| Exercise |
Copy each line below in which the word "name" occurs.

| Supplied material |
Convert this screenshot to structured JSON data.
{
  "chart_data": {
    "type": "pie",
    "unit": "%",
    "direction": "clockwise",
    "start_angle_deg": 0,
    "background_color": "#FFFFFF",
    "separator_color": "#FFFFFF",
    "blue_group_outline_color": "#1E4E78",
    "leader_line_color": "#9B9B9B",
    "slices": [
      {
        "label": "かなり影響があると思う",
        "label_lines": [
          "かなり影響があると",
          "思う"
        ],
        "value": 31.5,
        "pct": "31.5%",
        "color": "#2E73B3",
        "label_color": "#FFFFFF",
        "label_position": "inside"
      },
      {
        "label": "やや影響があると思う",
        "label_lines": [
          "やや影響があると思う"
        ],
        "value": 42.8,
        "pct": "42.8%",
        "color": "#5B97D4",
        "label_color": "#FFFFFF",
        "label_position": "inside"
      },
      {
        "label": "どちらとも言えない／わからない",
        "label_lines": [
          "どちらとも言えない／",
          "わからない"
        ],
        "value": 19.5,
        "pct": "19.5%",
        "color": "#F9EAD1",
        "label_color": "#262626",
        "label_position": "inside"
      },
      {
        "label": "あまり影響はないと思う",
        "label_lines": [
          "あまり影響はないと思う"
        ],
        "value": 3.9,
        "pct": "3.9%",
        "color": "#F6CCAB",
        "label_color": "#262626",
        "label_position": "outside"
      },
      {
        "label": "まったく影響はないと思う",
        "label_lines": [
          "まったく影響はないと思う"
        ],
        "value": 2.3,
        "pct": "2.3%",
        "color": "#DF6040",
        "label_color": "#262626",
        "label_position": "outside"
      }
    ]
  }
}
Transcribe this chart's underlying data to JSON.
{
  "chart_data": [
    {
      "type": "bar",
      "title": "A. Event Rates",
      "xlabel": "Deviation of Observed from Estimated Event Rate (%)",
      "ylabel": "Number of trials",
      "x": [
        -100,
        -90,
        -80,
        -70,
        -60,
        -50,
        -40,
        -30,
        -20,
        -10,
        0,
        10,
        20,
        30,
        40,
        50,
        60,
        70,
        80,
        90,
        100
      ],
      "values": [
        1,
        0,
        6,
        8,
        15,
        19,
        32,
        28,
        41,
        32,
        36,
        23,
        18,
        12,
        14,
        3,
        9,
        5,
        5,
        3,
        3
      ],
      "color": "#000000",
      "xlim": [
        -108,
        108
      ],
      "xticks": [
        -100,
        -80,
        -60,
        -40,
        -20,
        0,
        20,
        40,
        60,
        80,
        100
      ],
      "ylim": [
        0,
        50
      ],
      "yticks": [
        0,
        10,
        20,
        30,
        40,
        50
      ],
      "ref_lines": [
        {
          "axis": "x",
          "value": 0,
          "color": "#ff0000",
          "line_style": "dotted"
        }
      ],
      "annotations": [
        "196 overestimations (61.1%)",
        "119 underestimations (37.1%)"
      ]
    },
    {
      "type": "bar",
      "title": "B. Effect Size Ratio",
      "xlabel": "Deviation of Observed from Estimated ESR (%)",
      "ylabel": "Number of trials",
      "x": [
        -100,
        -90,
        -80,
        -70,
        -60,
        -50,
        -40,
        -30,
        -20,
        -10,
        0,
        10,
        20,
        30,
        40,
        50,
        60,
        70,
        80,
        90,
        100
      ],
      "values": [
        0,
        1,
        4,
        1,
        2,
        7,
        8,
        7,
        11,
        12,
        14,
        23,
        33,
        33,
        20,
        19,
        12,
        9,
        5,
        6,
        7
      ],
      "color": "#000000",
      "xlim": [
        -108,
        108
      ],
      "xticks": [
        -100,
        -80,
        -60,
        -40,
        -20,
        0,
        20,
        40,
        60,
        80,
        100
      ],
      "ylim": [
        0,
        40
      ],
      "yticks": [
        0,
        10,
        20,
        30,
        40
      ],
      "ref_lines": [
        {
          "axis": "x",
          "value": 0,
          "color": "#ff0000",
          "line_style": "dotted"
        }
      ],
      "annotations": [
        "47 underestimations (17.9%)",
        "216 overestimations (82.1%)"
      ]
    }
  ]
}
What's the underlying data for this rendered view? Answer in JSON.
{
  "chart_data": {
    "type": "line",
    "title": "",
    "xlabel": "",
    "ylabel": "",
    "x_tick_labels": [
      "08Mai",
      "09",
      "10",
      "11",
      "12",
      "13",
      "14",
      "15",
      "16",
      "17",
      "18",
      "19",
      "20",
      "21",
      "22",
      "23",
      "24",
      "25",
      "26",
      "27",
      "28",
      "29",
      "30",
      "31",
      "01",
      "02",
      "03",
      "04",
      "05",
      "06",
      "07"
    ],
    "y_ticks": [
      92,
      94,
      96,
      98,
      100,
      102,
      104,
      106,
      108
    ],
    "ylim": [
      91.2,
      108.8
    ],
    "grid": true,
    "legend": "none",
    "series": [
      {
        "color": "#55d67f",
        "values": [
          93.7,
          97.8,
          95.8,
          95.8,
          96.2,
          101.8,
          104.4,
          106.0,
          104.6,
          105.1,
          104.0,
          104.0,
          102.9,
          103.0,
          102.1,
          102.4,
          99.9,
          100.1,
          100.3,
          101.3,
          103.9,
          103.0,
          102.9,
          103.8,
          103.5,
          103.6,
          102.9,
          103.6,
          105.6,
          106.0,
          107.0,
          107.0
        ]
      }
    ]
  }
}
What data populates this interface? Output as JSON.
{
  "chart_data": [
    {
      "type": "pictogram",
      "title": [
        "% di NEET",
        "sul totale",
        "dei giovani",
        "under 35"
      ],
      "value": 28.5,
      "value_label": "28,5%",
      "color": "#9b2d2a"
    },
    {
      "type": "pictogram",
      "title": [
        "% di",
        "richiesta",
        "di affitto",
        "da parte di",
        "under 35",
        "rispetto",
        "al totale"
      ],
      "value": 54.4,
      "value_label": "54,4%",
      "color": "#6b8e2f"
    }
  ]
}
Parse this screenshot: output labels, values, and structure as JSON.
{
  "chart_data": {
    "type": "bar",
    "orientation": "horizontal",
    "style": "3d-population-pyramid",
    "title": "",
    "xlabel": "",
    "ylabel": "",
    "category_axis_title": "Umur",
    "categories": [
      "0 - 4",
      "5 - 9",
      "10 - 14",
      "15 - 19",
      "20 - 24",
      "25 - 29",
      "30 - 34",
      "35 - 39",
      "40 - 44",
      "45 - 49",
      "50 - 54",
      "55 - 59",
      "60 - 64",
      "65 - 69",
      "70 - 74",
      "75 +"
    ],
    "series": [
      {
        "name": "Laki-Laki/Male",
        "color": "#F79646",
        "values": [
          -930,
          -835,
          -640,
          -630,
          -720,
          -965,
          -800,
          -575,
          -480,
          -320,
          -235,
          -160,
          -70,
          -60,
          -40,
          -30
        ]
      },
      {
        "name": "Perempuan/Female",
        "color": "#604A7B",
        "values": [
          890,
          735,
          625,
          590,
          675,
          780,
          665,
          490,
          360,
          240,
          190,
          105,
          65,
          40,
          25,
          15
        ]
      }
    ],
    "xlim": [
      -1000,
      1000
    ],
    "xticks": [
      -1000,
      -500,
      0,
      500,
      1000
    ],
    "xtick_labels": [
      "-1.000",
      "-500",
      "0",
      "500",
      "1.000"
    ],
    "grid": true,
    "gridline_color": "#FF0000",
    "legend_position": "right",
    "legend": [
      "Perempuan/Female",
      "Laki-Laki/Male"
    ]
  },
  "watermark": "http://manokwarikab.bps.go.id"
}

| Solution to this exercise |
        "name": "Laki-Laki/Male",
        "name": "Perempuan/Female",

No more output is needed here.